What the exercise asks
Repeat exactly each line of the data provided below.

═══ Records for the task

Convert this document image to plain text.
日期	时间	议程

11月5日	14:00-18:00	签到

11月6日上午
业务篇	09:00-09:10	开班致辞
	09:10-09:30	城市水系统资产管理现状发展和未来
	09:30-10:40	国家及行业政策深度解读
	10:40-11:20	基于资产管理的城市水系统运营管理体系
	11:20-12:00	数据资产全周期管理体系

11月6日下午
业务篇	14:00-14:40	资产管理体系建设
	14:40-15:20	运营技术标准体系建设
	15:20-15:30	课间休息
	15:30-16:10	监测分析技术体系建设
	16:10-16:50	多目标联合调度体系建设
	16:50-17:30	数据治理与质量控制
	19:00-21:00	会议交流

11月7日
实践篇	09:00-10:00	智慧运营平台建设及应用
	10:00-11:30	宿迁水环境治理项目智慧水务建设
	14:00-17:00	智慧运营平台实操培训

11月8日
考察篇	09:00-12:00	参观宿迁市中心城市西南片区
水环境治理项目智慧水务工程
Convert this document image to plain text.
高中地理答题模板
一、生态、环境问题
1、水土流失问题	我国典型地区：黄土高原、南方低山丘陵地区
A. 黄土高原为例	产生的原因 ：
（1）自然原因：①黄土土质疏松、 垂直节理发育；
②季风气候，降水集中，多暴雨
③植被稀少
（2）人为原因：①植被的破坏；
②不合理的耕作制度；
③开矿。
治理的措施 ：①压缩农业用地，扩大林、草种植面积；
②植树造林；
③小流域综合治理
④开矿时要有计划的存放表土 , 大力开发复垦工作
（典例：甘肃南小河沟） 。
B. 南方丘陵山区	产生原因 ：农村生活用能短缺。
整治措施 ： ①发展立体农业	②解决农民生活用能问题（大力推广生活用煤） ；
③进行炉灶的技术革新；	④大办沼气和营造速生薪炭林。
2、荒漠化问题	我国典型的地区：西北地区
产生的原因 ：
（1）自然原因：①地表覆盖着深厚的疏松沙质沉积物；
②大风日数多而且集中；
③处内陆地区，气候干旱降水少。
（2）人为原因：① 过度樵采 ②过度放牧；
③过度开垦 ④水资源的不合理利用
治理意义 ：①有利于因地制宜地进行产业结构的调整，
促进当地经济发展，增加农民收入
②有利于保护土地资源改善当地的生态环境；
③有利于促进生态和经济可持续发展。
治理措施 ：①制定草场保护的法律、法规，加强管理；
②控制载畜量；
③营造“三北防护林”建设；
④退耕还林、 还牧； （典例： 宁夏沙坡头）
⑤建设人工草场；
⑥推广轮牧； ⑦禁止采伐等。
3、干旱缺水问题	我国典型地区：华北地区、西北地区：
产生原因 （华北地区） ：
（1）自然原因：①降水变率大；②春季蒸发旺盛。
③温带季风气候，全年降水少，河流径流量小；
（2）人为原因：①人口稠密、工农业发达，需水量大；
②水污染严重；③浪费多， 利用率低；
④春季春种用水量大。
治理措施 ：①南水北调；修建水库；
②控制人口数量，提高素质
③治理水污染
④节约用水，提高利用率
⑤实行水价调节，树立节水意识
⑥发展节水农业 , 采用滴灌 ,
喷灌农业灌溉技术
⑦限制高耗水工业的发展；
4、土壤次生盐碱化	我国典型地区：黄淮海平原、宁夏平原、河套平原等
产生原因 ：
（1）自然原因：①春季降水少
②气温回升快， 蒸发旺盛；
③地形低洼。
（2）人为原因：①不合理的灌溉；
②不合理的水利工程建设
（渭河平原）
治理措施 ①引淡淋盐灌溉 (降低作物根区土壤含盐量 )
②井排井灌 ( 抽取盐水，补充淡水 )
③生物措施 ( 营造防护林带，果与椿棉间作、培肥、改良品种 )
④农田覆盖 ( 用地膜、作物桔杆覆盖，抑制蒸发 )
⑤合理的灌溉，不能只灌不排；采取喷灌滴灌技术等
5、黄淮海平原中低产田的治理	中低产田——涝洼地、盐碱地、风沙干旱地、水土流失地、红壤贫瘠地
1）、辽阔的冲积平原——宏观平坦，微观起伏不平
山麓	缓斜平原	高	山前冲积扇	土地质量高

══════

Response to the exercise
Convert this document image to plain text.
日期	时间	议程

11月5日	14:00-18:00	签到

11月6日上午
业务篇	09:00-09:10	开班致辞
	09:10-09:30	城市水系统资产管理现状发展和未来
	09:30-10:40	国家及行业政策深度解读
	10:40-11:20	基于资产管理的城市水系统运营管理体系
	11:20-12:00	数据资产全周期管理体系

11月6日下午
业务篇	14:00-14:40	资产管理体系建设
	14:40-15:20	运营技术标准体系建设
	15:20-15:30	课间休息
	15:30-16:10	监测分析技术体系建设
	16:10-16:50	多目标联合调度体系建设
	16:50-17:30	数据治理与质量控制
	19:00-21:00	会议交流

11月7日
实践篇	09:00-10:00	智慧运营平台建设及应用
	10:00-11:30	宿迁水环境治理项目智慧水务建设
	14:00-17:00	智慧运营平台实操培训

11月8日
考察篇	09:00-12:00	参观宿迁市中心城市西南片区
水环境治理项目智慧水务工程
Convert this document image to plain text.
高中地理答题模板
一、生态、环境问题
1、水土流失问题	我国典型地区：黄土高原、南方低山丘陵地区
A. 黄土高原为例	产生的原因 ：
（1）自然原因：①黄土土质疏松、 垂直节理发育；
②季风气候，降水集中，多暴雨
③植被稀少
（2）人为原因：①植被的破坏；
②不合理的耕作制度；
③开矿。
治理的措施 ：①压缩农业用地，扩大林、草种植面积；
②植树造林；
③小流域综合治理
④开矿时要有计划的存放表土 , 大力开发复垦工作
（典例：甘肃南小河沟） 。
B. 南方丘陵山区	产生原因 ：农村生活用能短缺。
整治措施 ： ①发展立体农业	②解决农民生活用能问题（大力推广生活用煤） ；
③进行炉灶的技术革新；	④大办沼气和营造速生薪炭林。
2、荒漠化问题	我国典型的地区：西北地区
产生的原因 ：
（1）自然原因：①地表覆盖着深厚的疏松沙质沉积物；
②大风日数多而且集中；
③处内陆地区，气候干旱降水少。
（2）人为原因：① 过度樵采 ②过度放牧；
③过度开垦 ④水资源的不合理利用
治理意义 ：①有利于因地制宜地进行产业结构的调整，
促进当地经济发展，增加农民收入
②有利于保护土地资源改善当地的生态环境；
③有利于促进生态和经济可持续发展。
治理措施 ：①制定草场保护的法律、法规，加强管理；
②控制载畜量；
③营造“三北防护林”建设；
④退耕还林、 还牧； （典例： 宁夏沙坡头）
⑤建设人工草场；
⑥推广轮牧； ⑦禁止采伐等。
3、干旱缺水问题	我国典型地区：华北地区、西北地区：
产生原因 （华北地区） ：
（1）自然原因：①降水变率大；②春季蒸发旺盛。
③温带季风气候，全年降水少，河流径流量小；
（2）人为原因：①人口稠密、工农业发达，需水量大；
②水污染严重；③浪费多， 利用率低；
④春季春种用水量大。
治理措施 ：①南水北调；修建水库；
②控制人口数量，提高素质
③治理水污染
④节约用水，提高利用率
⑤实行水价调节，树立节水意识
⑥发展节水农业 , 采用滴灌 ,
喷灌农业灌溉技术
⑦限制高耗水工业的发展；
4、土壤次生盐碱化	我国典型地区：黄淮海平原、宁夏平原、河套平原等
产生原因 ：
（1）自然原因：①春季降水少
②气温回升快， 蒸发旺盛；
③地形低洼。
（2）人为原因：①不合理的灌溉；
②不合理的水利工程建设
（渭河平原）
治理措施 ①引淡淋盐灌溉 (降低作物根区土壤含盐量 )
②井排井灌 ( 抽取盐水，补充淡水 )
③生物措施 ( 营造防护林带，果与椿棉间作、培肥、改良品种 )
④农田覆盖 ( 用地膜、作物桔杆覆盖，抑制蒸发 )
⑤合理的灌溉，不能只灌不排；采取喷灌滴灌技术等
5、黄淮海平原中低产田的治理	中低产田——涝洼地、盐碱地、风沙干旱地、水土流失地、红壤贫瘠地
1）、辽阔的冲积平原——宏观平坦，微观起伏不平
山麓	缓斜平原	高	山前冲积扇	土地质量高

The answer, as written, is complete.